> [Information given]
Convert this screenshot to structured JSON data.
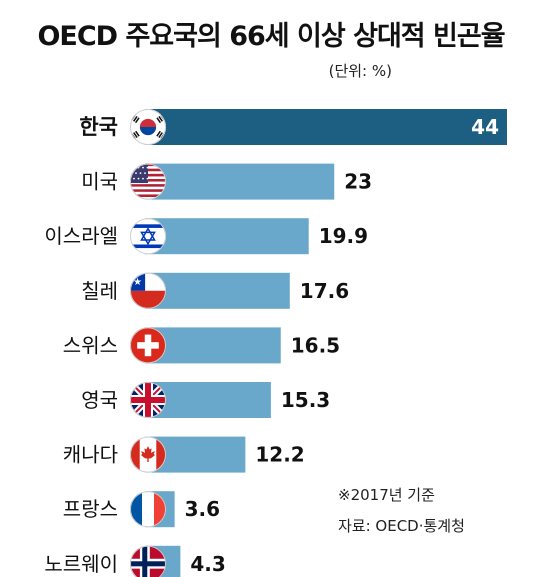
{
  "title": "OECD 주요국의 66세 이상 상대적 빈곤율",
  "unit": "(단위: %)",
  "note_year": "※2017년 기준",
  "note_source": "자료: OECD·통계청",
  "colors": {
    "highlight_bar": "#1d5f82",
    "bar": "#6aa8cb"
  },
  "chart_data": {
    "type": "bar",
    "orientation": "horizontal",
    "categories": [
      "한국",
      "미국",
      "이스라엘",
      "칠레",
      "스위스",
      "영국",
      "캐나다",
      "프랑스",
      "노르웨이"
    ],
    "flags": [
      "south-korea-flag-icon",
      "usa-flag-icon",
      "israel-flag-icon",
      "chile-flag-icon",
      "switzerland-flag-icon",
      "uk-flag-icon",
      "canada-flag-icon",
      "france-flag-icon",
      "norway-flag-icon"
    ],
    "values": [
      44,
      23,
      19.9,
      17.6,
      16.5,
      15.3,
      12.2,
      3.6,
      4.3
    ],
    "value_labels": [
      "44",
      "23",
      "19.9",
      "17.6",
      "16.5",
      "15.3",
      "12.2",
      "3.6",
      "4.3"
    ],
    "highlight": "한국",
    "xlim": [
      0,
      44
    ]
  }
}
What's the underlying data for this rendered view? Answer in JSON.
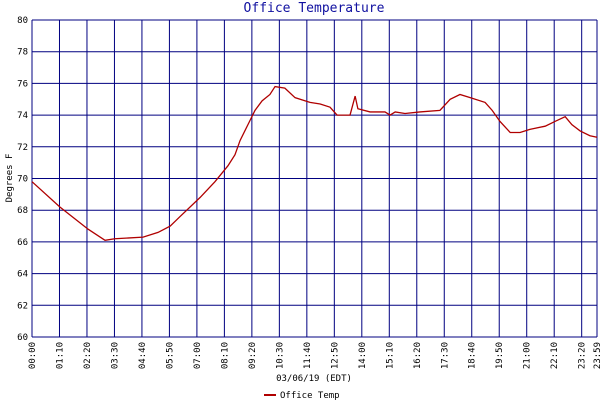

> [Exercise brief] Leave the pictures out and copy the rest of the data exactly.

> [Reply to the exercise]
Convert this screenshot to structured JSON data.
{
  "title": "OECD 주요국의 66세 이상 상대적 빈곤율",
  "unit": "(단위: %)",
  "note_year": "※2017년 기준",
  "note_source": "자료: OECD·통계청",
  "colors": {
    "highlight_bar": "#1d5f82",
    "bar": "#6aa8cb"
  },
  "chart_data": {
    "type": "bar",
    "orientation": "horizontal",
    "categories": [
      "한국",
      "미국",
      "이스라엘",
      "칠레",
      "스위스",
      "영국",
      "캐나다",
      "프랑스",
      "노르웨이"
    ],
    "flags": [
      "south-korea-flag-icon",
      "usa-flag-icon",
      "israel-flag-icon",
      "chile-flag-icon",
      "switzerland-flag-icon",
      "uk-flag-icon",
      "canada-flag-icon",
      "france-flag-icon",
      "norway-flag-icon"
    ],
    "values": [
      44,
      23,
      19.9,
      17.6,
      16.5,
      15.3,
      12.2,
      3.6,
      4.3
    ],
    "value_labels": [
      "44",
      "23",
      "19.9",
      "17.6",
      "16.5",
      "15.3",
      "12.2",
      "3.6",
      "4.3"
    ],
    "highlight": "한국",
    "xlim": [
      0,
      44
    ]
  }
}
What's the underlying data for this rendered view? Answer in JSON.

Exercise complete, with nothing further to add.